→ **LISTING**:
###
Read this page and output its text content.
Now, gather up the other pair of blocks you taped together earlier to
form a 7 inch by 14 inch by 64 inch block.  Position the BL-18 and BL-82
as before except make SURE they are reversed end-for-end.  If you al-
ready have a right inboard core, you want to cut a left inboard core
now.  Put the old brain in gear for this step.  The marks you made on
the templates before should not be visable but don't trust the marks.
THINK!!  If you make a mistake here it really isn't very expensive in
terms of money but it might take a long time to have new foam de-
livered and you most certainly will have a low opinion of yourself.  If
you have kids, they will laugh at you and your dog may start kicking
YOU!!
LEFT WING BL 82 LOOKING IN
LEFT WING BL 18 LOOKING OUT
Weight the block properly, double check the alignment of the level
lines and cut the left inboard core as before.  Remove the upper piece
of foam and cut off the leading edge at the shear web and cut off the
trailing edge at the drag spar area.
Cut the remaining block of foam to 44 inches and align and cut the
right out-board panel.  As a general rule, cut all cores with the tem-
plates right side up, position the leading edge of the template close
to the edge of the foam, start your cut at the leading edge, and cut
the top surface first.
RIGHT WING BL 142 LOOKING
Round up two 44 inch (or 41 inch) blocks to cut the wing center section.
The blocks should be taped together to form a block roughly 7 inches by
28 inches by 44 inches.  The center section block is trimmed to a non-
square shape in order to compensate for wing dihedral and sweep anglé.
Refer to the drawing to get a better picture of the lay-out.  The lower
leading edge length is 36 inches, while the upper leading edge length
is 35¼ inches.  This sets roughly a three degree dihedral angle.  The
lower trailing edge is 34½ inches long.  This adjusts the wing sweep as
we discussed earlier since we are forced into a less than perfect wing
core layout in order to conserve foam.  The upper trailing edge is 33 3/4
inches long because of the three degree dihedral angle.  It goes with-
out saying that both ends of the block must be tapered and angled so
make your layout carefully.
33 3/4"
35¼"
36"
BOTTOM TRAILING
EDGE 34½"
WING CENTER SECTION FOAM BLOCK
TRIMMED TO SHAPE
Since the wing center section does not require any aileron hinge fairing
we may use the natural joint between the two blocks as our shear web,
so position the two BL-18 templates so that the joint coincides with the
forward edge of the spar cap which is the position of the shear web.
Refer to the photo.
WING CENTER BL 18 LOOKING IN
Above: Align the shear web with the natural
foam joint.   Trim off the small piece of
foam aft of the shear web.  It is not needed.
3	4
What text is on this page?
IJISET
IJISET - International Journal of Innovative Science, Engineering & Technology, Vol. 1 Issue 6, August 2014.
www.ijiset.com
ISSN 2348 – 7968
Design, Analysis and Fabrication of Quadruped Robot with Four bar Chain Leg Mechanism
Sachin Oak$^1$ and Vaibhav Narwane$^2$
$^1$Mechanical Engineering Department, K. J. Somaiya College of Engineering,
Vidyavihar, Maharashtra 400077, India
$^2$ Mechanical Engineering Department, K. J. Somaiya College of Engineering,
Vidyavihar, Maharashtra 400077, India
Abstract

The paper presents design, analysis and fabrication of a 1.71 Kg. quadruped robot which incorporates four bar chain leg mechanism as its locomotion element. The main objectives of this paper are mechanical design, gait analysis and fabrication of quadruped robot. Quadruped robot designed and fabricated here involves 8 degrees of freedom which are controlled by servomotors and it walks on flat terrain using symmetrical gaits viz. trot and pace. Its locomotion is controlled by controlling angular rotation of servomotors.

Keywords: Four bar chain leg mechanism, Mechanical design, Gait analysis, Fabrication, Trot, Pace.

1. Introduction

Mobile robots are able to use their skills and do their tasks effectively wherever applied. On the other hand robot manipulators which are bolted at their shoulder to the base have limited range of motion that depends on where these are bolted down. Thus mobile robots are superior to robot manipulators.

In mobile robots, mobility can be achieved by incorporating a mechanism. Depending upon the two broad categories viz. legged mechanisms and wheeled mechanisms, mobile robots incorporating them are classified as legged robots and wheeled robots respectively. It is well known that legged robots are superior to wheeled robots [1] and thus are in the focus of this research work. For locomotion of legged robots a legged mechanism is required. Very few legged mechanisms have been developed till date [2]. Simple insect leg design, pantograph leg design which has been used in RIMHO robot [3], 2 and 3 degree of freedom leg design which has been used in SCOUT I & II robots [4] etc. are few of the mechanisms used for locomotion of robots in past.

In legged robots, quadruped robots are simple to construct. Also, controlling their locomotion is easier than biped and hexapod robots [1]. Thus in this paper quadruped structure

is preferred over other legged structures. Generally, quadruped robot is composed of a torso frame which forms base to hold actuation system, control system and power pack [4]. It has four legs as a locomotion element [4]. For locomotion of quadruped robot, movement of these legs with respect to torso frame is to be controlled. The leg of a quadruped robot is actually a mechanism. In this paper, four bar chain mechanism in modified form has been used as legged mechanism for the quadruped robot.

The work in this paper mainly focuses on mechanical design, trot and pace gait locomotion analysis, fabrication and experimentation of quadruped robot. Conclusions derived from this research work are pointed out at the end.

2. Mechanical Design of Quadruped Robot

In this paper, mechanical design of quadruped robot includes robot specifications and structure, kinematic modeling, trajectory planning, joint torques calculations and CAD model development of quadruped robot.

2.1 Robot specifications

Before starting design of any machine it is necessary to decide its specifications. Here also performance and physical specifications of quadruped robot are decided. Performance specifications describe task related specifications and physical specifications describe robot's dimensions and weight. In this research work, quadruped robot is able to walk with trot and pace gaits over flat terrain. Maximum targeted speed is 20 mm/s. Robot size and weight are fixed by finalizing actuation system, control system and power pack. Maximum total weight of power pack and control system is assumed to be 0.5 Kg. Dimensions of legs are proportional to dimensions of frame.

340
###
→ **EXERCISE TASK**:
Transcribe the whole listing with nothing added or left out.

→ **TASK OUTPUT**:
Read this page and output its text content.
Now, gather up the other pair of blocks you taped together earlier to
form a 7 inch by 14 inch by 64 inch block.  Position the BL-18 and BL-82
as before except make SURE they are reversed end-for-end.  If you al-
ready have a right inboard core, you want to cut a left inboard core
now.  Put the old brain in gear for this step.  The marks you made on
the templates before should not be visable but don't trust the marks.
THINK!!  If you make a mistake here it really isn't very expensive in
terms of money but it might take a long time to have new foam de-
livered and you most certainly will have a low opinion of yourself.  If
you have kids, they will laugh at you and your dog may start kicking
YOU!!
LEFT WING BL 82 LOOKING IN
LEFT WING BL 18 LOOKING OUT
Weight the block properly, double check the alignment of the level
lines and cut the left inboard core as before.  Remove the upper piece
of foam and cut off the leading edge at the shear web and cut off the
trailing edge at the drag spar area.
Cut the remaining block of foam to 44 inches and align and cut the
right out-board panel.  As a general rule, cut all cores with the tem-
plates right side up, position the leading edge of the template close
to the edge of the foam, start your cut at the leading edge, and cut
the top surface first.
RIGHT WING BL 142 LOOKING
Round up two 44 inch (or 41 inch) blocks to cut the wing center section.
The blocks should be taped together to form a block roughly 7 inches by
28 inches by 44 inches.  The center section block is trimmed to a non-
square shape in order to compensate for wing dihedral and sweep anglé.
Refer to the drawing to get a better picture of the lay-out.  The lower
leading edge length is 36 inches, while the upper leading edge length
is 35¼ inches.  This sets roughly a three degree dihedral angle.  The
lower trailing edge is 34½ inches long.  This adjusts the wing sweep as
we discussed earlier since we are forced into a less than perfect wing
core layout in order to conserve foam.  The upper trailing edge is 33 3/4
inches long because of the three degree dihedral angle.  It goes with-
out saying that both ends of the block must be tapered and angled so
make your layout carefully.
33 3/4"
35¼"
36"
BOTTOM TRAILING
EDGE 34½"
WING CENTER SECTION FOAM BLOCK
TRIMMED TO SHAPE
Since the wing center section does not require any aileron hinge fairing
we may use the natural joint between the two blocks as our shear web,
so position the two BL-18 templates so that the joint coincides with the
forward edge of the spar cap which is the position of the shear web.
Refer to the photo.
WING CENTER BL 18 LOOKING IN
Above: Align the shear web with the natural
foam joint.   Trim off the small piece of
foam aft of the shear web.  It is not needed.
3	4
What text is on this page?
IJISET
IJISET - International Journal of Innovative Science, Engineering & Technology, Vol. 1 Issue 6, August 2014.
www.ijiset.com
ISSN 2348 – 7968
Design, Analysis and Fabrication of Quadruped Robot with Four bar Chain Leg Mechanism
Sachin Oak$^1$ and Vaibhav Narwane$^2$
$^1$Mechanical Engineering Department, K. J. Somaiya College of Engineering,
Vidyavihar, Maharashtra 400077, India
$^2$ Mechanical Engineering Department, K. J. Somaiya College of Engineering,
Vidyavihar, Maharashtra 400077, India
Abstract

The paper presents design, analysis and fabrication of a 1.71 Kg. quadruped robot which incorporates four bar chain leg mechanism as its locomotion element. The main objectives of this paper are mechanical design, gait analysis and fabrication of quadruped robot. Quadruped robot designed and fabricated here involves 8 degrees of freedom which are controlled by servomotors and it walks on flat terrain using symmetrical gaits viz. trot and pace. Its locomotion is controlled by controlling angular rotation of servomotors.

Keywords: Four bar chain leg mechanism, Mechanical design, Gait analysis, Fabrication, Trot, Pace.

1. Introduction

Mobile robots are able to use their skills and do their tasks effectively wherever applied. On the other hand robot manipulators which are bolted at their shoulder to the base have limited range of motion that depends on where these are bolted down. Thus mobile robots are superior to robot manipulators.

In mobile robots, mobility can be achieved by incorporating a mechanism. Depending upon the two broad categories viz. legged mechanisms and wheeled mechanisms, mobile robots incorporating them are classified as legged robots and wheeled robots respectively. It is well known that legged robots are superior to wheeled robots [1] and thus are in the focus of this research work. For locomotion of legged robots a legged mechanism is required. Very few legged mechanisms have been developed till date [2]. Simple insect leg design, pantograph leg design which has been used in RIMHO robot [3], 2 and 3 degree of freedom leg design which has been used in SCOUT I & II robots [4] etc. are few of the mechanisms used for locomotion of robots in past.

In legged robots, quadruped robots are simple to construct. Also, controlling their locomotion is easier than biped and hexapod robots [1]. Thus in this paper quadruped structure

is preferred over other legged structures. Generally, quadruped robot is composed of a torso frame which forms base to hold actuation system, control system and power pack [4]. It has four legs as a locomotion element [4]. For locomotion of quadruped robot, movement of these legs with respect to torso frame is to be controlled. The leg of a quadruped robot is actually a mechanism. In this paper, four bar chain mechanism in modified form has been used as legged mechanism for the quadruped robot.

The work in this paper mainly focuses on mechanical design, trot and pace gait locomotion analysis, fabrication and experimentation of quadruped robot. Conclusions derived from this research work are pointed out at the end.

2. Mechanical Design of Quadruped Robot

In this paper, mechanical design of quadruped robot includes robot specifications and structure, kinematic modeling, trajectory planning, joint torques calculations and CAD model development of quadruped robot.

2.1 Robot specifications

Before starting design of any machine it is necessary to decide its specifications. Here also performance and physical specifications of quadruped robot are decided. Performance specifications describe task related specifications and physical specifications describe robot's dimensions and weight. In this research work, quadruped robot is able to walk with trot and pace gaits over flat terrain. Maximum targeted speed is 20 mm/s. Robot size and weight are fixed by finalizing actuation system, control system and power pack. Maximum total weight of power pack and control system is assumed to be 0.5 Kg. Dimensions of legs are proportional to dimensions of frame.

340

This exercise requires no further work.